Task statement: Answer with nothing but a number: how many lines include the word "iskenderun"?

---- The records

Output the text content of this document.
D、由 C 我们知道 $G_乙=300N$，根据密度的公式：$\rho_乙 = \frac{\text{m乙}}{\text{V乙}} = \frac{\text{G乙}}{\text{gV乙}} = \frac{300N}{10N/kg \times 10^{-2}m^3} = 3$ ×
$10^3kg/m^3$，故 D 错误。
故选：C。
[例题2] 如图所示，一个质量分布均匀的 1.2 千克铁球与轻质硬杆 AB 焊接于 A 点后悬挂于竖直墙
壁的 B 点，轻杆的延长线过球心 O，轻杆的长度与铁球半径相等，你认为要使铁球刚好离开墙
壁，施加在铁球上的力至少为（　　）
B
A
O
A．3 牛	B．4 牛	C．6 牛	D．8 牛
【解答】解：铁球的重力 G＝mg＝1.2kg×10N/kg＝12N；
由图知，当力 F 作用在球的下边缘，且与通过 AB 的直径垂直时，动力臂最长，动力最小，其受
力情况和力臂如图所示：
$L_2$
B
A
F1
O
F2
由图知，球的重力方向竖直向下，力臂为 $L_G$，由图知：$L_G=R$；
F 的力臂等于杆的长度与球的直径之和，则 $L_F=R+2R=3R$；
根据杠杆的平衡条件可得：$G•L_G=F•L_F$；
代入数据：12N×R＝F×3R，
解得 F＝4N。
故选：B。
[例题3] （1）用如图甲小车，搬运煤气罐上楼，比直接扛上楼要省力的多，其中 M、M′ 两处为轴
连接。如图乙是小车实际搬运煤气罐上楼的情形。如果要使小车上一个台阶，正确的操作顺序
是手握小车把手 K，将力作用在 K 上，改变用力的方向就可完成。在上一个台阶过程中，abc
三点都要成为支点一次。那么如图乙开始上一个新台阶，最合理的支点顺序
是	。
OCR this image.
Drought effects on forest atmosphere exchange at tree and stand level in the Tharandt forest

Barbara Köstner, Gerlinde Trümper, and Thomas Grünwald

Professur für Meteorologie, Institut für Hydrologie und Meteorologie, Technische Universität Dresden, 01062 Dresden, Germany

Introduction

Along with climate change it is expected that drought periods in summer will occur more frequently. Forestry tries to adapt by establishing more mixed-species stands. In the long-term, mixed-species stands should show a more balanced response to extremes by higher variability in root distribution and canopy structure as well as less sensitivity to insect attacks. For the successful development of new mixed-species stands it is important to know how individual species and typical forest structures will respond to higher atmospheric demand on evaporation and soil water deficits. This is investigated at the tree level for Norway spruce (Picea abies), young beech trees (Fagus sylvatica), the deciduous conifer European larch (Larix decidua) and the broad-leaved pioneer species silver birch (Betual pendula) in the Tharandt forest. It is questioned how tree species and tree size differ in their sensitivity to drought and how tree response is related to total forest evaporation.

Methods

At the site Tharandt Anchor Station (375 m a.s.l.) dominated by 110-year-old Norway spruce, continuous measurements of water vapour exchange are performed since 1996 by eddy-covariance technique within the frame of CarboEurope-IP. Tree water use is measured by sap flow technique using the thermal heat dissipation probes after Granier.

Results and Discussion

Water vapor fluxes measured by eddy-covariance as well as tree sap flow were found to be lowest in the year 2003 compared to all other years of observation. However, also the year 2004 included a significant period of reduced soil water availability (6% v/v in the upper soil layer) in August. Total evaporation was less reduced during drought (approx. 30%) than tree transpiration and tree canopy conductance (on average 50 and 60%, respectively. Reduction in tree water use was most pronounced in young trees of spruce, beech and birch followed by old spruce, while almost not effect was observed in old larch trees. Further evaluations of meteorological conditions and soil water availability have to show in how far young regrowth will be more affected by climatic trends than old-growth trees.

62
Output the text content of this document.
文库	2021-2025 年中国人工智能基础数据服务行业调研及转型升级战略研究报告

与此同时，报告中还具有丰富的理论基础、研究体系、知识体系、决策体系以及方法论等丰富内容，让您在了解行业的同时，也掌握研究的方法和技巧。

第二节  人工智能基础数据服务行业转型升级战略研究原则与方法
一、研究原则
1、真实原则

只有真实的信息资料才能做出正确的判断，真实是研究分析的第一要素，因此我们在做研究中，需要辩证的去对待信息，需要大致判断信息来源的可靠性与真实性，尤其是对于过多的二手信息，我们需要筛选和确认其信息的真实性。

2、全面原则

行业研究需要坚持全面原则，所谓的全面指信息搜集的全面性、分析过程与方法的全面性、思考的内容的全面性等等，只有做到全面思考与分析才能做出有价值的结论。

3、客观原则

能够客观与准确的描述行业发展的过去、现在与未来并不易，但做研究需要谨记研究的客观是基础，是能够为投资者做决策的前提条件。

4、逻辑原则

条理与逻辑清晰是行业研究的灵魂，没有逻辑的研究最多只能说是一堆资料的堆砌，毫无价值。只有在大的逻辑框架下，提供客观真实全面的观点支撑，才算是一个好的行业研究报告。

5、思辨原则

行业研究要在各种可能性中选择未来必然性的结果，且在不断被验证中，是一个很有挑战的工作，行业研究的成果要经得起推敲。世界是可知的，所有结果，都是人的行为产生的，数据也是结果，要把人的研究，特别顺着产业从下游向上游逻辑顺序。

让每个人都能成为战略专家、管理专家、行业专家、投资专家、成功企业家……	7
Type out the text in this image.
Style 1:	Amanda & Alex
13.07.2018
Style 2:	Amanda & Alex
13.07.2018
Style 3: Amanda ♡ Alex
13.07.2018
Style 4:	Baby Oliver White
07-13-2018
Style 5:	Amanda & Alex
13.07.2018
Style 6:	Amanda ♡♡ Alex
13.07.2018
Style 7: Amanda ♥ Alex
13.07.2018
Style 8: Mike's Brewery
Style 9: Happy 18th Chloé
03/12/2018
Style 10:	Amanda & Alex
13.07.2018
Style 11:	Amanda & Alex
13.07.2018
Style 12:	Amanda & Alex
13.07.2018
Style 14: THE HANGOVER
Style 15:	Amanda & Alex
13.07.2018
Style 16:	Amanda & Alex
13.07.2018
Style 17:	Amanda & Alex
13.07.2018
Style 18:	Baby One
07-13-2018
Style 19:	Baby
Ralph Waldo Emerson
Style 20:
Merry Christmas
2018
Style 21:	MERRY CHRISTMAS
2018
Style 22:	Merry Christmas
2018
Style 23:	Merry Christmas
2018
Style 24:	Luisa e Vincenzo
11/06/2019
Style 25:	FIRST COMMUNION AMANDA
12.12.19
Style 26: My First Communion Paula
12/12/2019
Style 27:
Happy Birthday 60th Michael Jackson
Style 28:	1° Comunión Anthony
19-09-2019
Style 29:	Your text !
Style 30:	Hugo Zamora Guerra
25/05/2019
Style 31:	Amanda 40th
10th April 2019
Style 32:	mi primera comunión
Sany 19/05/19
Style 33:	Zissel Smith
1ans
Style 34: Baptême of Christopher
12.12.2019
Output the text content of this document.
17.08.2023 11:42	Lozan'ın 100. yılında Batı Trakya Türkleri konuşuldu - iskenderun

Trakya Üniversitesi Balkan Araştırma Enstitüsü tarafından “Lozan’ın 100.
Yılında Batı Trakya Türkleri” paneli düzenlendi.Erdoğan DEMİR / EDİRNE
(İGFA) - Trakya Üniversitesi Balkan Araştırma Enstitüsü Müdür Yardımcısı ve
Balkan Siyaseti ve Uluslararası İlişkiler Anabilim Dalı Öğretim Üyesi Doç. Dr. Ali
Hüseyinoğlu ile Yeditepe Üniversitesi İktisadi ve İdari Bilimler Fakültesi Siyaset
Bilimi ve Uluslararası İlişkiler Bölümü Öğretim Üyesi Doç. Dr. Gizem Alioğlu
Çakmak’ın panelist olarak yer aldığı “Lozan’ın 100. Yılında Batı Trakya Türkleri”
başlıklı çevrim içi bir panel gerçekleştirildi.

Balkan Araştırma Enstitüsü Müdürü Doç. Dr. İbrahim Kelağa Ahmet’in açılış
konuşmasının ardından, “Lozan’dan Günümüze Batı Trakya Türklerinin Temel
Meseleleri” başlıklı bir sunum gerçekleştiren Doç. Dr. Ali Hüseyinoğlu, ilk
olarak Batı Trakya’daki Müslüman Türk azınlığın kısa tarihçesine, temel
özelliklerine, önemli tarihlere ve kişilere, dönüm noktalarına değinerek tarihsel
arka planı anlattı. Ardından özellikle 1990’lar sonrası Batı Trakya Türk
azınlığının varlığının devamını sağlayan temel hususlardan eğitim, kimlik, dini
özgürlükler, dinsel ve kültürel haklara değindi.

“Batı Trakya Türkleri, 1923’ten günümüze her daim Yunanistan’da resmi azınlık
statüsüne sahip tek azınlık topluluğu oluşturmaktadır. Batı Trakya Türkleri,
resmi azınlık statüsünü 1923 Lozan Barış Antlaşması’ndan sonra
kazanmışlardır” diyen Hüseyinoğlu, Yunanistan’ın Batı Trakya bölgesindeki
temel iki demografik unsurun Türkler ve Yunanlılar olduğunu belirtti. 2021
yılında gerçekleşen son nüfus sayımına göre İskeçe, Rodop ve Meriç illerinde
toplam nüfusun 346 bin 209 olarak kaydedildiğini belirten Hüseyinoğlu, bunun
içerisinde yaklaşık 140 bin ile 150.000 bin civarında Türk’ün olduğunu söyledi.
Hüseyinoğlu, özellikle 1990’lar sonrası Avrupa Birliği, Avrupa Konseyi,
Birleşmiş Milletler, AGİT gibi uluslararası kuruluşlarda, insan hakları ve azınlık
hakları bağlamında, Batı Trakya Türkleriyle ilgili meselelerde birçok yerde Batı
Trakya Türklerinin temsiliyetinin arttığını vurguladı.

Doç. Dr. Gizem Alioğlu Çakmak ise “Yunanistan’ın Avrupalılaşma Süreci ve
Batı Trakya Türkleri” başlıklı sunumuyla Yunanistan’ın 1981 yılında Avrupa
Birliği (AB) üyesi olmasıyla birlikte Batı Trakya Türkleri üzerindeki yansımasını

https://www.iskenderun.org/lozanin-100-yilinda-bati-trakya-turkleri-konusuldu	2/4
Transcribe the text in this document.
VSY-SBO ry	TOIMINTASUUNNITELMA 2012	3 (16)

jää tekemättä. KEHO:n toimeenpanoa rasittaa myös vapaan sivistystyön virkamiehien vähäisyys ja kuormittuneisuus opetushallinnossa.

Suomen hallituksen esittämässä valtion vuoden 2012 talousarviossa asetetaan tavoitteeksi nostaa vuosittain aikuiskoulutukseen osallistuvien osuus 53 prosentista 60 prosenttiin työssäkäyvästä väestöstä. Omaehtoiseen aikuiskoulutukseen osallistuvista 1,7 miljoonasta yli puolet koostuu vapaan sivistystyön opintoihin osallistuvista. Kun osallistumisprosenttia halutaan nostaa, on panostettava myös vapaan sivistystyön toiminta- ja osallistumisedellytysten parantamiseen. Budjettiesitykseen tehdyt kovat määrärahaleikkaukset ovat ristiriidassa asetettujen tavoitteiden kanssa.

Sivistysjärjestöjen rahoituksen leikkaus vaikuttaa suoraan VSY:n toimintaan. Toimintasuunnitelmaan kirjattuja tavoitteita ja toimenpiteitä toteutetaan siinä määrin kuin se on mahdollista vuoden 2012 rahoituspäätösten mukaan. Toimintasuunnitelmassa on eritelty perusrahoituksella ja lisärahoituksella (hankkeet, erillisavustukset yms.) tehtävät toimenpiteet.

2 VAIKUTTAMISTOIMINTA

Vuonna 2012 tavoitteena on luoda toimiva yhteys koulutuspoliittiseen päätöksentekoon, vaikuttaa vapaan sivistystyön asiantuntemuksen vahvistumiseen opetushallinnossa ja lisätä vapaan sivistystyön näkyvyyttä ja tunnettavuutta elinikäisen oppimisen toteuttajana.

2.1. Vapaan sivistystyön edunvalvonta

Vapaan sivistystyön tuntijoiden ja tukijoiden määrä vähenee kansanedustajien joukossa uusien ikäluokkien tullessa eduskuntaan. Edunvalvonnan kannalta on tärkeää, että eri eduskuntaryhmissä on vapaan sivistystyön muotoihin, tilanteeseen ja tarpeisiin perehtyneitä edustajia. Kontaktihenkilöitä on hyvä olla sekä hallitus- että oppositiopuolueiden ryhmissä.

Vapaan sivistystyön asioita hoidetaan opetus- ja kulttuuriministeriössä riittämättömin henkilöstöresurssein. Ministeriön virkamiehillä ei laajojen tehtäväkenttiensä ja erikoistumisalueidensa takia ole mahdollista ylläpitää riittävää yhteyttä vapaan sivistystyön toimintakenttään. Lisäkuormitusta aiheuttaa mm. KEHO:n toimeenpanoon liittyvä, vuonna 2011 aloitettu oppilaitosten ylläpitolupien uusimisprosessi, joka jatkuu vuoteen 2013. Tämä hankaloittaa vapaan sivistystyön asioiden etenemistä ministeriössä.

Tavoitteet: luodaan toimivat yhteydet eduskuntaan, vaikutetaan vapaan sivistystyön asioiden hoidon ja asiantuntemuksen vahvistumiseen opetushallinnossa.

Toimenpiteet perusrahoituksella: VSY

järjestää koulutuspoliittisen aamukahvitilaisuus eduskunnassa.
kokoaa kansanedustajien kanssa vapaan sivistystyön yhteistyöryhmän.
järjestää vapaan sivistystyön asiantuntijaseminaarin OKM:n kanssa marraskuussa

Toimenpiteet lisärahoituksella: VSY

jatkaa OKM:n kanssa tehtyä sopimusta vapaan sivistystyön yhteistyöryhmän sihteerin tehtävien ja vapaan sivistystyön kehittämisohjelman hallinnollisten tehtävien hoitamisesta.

--------

Result of the task: 2